___ Text segment ___

THE END IS NEAR!
by Stan Corey
To paraphrase an old saying: “No bells will ring at the end of a bull market just as they did not ring at the beginning!”
There is much concern today about the fact that the current bull market has now reached the ten-year mark. From the close on Monday March 9, 2009 to Friday March 8, 2019 the DJIA and S&P 500 are up by about 400 percent. But few thought that would happen. Here are a few headlines to provide some insight into how well the “talking heads” and “money market soothsayers” interpret the swings in the markets.
On March 5, 2009, CNN Money told us “Wall Street: Ugly is back. Nasdaq ends at a six-year low, and Dow and S&P 500 fall to fresh 12-year lows as investors fret about GM, Citigroup and the global economy.” On March 9, 2009, CNN Money reported “For Dow, Another 12-year low. S&P also finishes at lowest level in more than a decade as Wall Street resumes its retreat on economic worries.”
Ten years later, on March 8, 2019, Reuters reported “US Stocks: Wall St. falls for fifth day on weak jobs data, global growth worries,” while the LA Times wrote “This bull market hit the ten-year mark. Will it keep raging or will bears spoil the party?” The Barron’s headline was “The Dow is Down 122 Points because there’s Less Room for Optimism.”

___

__Things to do__:
a - According to the bull market article, by about how much did the DJIA and S&P 500 rise between the close on March 9, 2009 and March 8, 2019?
b - Continue the bull market article from the point where it ends.

___ Material provided ___

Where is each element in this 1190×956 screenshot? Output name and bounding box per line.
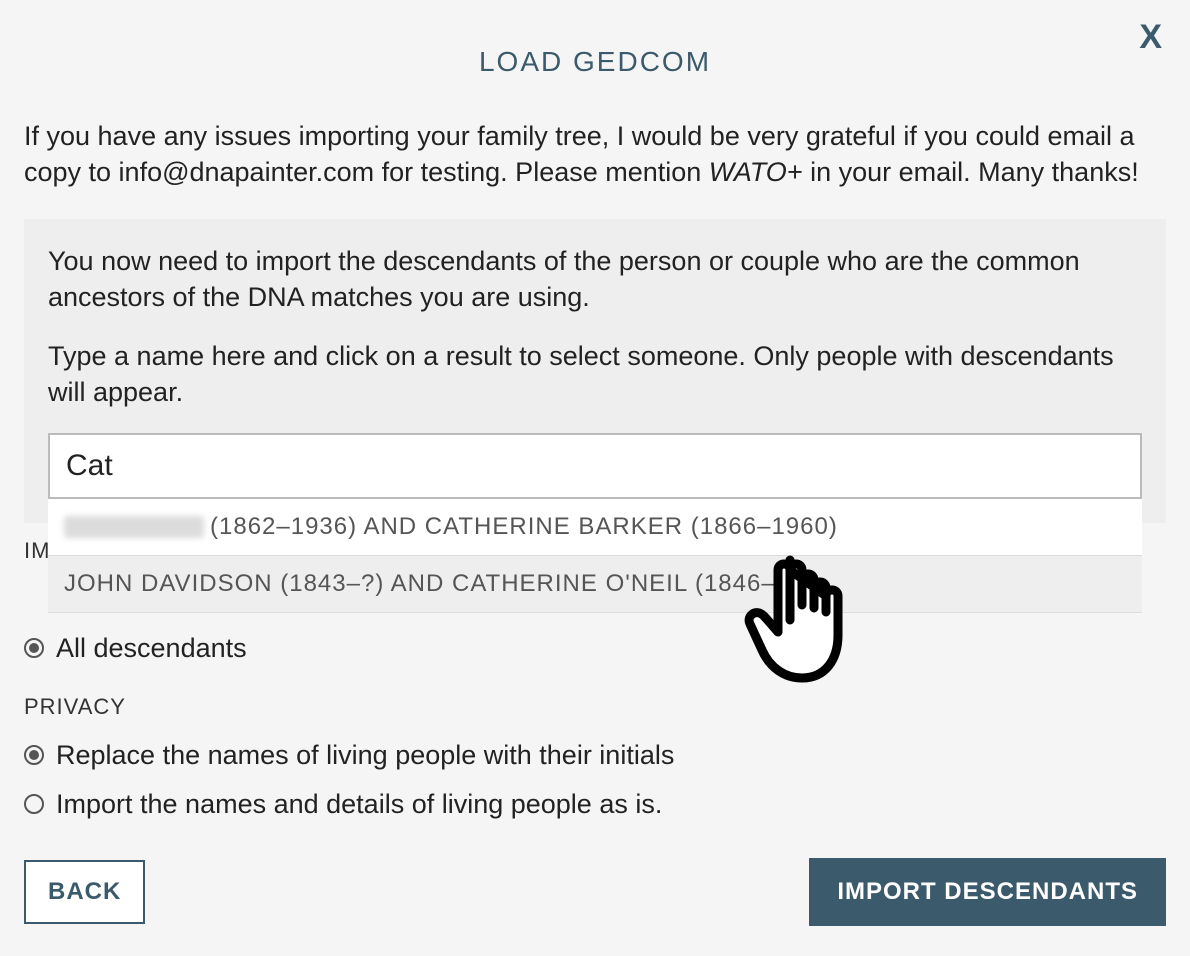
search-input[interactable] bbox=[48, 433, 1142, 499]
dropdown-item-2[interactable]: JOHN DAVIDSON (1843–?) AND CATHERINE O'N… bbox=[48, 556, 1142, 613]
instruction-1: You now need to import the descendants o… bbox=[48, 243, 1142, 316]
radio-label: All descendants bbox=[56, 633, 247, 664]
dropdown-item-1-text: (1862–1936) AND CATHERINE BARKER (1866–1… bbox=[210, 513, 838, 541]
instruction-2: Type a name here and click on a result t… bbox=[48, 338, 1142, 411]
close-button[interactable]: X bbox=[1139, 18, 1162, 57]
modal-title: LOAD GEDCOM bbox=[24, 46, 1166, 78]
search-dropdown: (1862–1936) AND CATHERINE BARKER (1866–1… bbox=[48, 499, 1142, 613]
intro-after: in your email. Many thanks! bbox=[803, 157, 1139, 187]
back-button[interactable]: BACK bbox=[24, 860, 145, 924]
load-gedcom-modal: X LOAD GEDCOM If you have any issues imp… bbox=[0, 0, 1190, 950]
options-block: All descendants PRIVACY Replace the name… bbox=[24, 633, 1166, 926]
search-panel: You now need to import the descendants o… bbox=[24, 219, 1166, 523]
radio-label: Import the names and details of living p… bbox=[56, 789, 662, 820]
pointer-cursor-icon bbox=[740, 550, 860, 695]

___

__Expected results__:
a - About 400 percent.

b -
Think about what you were doing in 2007 and 2008. If you had retired, did you stay in the stock market or run for the hills or gone into a bunker? In 2009 did you invest in stocks or go back to work? For many people, especially for those nearing retirement or just entering retirement, the market plunge of over 50 percent in less than 18 months was not just unsettling but disastrous. In hindsight, we can see that staying in the stock markets to some extent would have made a big difference on the longer-term outlook for those in the later earning years or in retirement. By the end of 2009, the markets had one of their best performances ever, up almost 60 percent. Unfortunately, very few individual investors were able to take advantage of this turnabout. The question is, why?
The simple answer is that we are human beings with emotions, and those emotions tend to dominate our decision-making. As a result, it is very difficult to make objective decisions about our own monetary affairs because we have many biases that can impede our judgement.
Let’s look at a few of them.
- Recency Bias. Recent experiences influence our decisions. If all you read and hear about is that the investment markets are down or volatile or “ugly,” are you willing to buck the recent trend?
- Fear Bias. If your portfolio just experienced a loss of 20 percent, would you add money to the investments or sell positions to protect from going down more? If you experienced the reverse, and your portfolio went up 20 percent, would you add more or sell to capture gains?
- Loss Bias. Often, people do not want to sell an investment that is down because they feel it will go back up and they do not want to admit they may have made a mistake in buying it in the first place. That is until the “pain” of the loss outweighs their ability to stay invested.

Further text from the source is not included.